:: ENTRIES SUPPLIED ::
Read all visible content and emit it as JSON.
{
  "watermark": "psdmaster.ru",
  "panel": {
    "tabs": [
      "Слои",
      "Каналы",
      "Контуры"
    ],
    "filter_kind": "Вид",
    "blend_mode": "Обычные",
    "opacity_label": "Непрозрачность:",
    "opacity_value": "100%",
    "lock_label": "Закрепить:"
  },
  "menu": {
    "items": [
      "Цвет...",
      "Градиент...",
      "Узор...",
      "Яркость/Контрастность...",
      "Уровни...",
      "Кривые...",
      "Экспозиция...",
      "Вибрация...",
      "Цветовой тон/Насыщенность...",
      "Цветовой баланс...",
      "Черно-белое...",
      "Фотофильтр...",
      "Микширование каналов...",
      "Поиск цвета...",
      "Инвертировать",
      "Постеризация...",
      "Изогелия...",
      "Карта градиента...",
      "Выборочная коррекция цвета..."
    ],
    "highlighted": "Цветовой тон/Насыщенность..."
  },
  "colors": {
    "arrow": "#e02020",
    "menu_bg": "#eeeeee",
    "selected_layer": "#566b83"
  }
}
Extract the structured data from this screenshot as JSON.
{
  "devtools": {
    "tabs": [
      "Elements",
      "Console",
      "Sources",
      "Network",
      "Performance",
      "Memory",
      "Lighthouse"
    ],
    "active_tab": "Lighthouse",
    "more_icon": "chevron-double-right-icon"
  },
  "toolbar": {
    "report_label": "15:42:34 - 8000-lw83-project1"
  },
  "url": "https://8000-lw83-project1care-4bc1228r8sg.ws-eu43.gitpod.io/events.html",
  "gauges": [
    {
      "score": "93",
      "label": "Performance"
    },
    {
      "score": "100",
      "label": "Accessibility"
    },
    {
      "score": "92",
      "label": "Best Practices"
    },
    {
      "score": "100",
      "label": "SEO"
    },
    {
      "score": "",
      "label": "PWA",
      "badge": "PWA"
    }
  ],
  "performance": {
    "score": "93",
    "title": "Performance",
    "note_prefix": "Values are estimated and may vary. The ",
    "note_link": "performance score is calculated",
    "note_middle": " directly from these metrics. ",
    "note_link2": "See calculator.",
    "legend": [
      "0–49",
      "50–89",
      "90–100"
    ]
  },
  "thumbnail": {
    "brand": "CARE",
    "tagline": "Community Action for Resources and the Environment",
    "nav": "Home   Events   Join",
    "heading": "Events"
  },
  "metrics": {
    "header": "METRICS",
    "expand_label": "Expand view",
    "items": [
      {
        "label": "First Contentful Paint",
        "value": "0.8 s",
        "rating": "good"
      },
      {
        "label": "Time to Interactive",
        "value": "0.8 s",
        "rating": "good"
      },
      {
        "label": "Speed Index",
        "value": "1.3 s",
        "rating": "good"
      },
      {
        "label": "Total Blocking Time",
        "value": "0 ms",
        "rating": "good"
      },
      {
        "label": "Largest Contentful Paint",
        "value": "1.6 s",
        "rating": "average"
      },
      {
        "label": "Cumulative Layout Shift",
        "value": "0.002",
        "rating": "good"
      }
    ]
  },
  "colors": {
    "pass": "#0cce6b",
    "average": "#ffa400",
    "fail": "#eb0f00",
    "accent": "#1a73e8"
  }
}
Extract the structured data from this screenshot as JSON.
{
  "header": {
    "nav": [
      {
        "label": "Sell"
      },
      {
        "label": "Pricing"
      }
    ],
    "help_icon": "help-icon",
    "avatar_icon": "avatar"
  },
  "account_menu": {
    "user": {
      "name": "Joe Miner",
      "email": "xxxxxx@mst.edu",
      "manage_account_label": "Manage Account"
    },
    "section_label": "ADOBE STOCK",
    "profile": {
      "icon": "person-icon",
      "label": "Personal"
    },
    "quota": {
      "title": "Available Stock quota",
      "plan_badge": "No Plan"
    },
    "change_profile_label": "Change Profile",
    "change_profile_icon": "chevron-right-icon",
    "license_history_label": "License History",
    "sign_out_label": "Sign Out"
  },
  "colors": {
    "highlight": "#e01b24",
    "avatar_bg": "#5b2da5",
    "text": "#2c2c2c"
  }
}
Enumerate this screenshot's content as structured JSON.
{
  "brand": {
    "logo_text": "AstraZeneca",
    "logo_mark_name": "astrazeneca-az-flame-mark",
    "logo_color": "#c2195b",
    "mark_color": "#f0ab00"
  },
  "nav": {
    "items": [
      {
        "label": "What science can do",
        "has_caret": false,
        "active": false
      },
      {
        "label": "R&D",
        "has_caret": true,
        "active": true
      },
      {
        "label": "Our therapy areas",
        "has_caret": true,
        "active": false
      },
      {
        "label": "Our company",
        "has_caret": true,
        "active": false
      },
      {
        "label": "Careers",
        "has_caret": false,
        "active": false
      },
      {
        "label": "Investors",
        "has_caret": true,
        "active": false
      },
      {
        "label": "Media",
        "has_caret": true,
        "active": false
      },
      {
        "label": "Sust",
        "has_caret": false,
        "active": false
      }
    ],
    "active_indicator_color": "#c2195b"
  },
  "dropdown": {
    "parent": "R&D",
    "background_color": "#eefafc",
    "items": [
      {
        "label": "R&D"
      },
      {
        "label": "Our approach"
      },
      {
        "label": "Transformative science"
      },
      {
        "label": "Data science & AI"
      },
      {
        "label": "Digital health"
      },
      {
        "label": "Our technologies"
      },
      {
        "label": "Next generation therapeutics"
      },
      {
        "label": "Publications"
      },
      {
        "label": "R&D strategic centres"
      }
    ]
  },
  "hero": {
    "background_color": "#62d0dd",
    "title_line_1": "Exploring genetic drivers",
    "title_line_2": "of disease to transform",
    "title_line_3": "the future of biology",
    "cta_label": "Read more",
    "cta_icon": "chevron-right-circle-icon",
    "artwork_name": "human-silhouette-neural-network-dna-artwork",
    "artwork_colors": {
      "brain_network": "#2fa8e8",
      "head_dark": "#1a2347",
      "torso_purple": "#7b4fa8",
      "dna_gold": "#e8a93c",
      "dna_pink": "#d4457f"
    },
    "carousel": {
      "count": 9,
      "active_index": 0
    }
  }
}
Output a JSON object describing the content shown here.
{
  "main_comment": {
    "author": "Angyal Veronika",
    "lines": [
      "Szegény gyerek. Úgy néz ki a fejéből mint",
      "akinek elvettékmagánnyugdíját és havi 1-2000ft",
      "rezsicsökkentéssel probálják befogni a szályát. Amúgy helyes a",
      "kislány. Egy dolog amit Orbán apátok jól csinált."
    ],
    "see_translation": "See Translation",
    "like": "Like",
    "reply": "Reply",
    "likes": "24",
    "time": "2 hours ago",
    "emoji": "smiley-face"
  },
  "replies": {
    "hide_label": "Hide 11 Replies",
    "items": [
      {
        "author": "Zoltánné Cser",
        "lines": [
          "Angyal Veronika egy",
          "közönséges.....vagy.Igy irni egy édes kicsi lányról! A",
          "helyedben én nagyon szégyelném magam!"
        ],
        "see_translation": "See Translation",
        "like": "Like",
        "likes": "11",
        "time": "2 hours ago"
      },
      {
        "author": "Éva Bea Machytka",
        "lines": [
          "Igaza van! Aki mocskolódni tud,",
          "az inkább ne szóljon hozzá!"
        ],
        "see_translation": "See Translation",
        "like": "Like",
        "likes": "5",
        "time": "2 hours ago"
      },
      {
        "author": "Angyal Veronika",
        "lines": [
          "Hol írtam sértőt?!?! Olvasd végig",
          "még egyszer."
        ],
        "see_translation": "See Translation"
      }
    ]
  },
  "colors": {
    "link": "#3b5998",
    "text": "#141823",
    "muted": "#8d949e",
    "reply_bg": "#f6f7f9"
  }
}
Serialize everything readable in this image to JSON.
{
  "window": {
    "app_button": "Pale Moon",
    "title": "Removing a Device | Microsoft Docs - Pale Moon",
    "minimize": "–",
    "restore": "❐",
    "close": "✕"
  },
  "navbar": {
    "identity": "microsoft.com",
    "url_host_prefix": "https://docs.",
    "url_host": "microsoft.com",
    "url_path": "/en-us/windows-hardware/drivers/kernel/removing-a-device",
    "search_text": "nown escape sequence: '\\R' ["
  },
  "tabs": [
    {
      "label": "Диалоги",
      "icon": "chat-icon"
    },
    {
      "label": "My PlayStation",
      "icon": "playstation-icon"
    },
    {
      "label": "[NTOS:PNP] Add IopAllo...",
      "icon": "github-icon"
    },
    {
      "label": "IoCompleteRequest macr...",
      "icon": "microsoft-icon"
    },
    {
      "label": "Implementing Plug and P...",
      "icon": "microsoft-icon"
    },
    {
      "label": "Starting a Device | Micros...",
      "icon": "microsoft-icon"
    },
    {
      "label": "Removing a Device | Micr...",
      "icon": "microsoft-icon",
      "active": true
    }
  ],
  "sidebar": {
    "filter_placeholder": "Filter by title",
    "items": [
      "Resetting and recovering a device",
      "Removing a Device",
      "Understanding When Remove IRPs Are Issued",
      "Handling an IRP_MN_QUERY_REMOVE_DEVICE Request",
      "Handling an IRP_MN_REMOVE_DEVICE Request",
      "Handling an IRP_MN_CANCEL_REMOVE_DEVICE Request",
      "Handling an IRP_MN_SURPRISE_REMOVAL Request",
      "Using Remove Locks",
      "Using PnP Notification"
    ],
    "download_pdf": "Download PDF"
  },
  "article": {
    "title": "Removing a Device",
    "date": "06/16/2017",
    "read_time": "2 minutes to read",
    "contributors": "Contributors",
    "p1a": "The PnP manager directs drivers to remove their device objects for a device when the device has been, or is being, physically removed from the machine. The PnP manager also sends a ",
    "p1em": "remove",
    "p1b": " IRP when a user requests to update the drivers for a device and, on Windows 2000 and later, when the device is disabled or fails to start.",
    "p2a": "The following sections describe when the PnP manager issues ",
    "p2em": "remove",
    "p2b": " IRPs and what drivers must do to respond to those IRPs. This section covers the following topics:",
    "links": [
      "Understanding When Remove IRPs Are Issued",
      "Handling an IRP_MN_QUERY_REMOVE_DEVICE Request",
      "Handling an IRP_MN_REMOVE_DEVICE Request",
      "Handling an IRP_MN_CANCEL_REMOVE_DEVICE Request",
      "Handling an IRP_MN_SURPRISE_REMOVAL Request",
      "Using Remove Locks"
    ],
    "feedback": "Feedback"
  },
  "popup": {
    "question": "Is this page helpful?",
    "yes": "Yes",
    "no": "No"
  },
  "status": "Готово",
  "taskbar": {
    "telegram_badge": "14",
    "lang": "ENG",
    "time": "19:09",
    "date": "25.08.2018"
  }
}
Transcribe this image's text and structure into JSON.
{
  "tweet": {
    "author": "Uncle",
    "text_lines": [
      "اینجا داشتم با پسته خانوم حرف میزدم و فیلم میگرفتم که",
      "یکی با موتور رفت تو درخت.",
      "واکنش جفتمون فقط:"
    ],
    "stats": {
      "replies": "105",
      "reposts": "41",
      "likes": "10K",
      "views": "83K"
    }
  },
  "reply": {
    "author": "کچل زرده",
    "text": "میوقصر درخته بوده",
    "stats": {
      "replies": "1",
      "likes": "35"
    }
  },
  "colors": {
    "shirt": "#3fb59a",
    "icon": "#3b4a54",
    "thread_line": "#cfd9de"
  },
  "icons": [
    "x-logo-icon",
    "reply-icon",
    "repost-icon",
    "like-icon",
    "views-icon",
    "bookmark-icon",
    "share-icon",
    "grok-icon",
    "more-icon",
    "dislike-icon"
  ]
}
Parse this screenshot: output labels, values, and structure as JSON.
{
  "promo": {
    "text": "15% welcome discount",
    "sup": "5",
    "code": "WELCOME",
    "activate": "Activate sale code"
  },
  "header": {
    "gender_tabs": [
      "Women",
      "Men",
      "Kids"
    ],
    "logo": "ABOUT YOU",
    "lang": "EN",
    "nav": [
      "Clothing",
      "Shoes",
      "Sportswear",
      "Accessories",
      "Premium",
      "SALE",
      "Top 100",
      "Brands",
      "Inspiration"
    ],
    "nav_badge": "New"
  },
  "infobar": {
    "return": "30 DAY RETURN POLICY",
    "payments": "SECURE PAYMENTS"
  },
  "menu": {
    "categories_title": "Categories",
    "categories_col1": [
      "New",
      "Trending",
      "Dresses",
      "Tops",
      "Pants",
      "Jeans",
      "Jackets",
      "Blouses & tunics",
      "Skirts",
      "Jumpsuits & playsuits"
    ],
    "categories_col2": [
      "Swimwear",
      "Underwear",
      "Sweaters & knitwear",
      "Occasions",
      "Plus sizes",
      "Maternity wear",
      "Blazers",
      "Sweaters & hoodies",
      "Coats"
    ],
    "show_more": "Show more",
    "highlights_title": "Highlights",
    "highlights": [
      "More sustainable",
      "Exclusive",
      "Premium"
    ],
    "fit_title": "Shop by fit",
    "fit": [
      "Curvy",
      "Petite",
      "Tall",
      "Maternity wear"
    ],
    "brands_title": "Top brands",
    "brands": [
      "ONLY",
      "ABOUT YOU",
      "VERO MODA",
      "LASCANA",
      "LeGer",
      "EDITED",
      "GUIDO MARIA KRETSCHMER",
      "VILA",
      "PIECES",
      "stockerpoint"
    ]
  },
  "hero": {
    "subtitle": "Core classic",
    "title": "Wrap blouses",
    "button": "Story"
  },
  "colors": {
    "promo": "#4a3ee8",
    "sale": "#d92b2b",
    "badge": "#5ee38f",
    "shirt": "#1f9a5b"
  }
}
:::
Extract all lines containing the word "Veronika".

    "author": "Angyal Veronika",
          "Angyal Veronika egy",
        "author": "Angyal Veronika",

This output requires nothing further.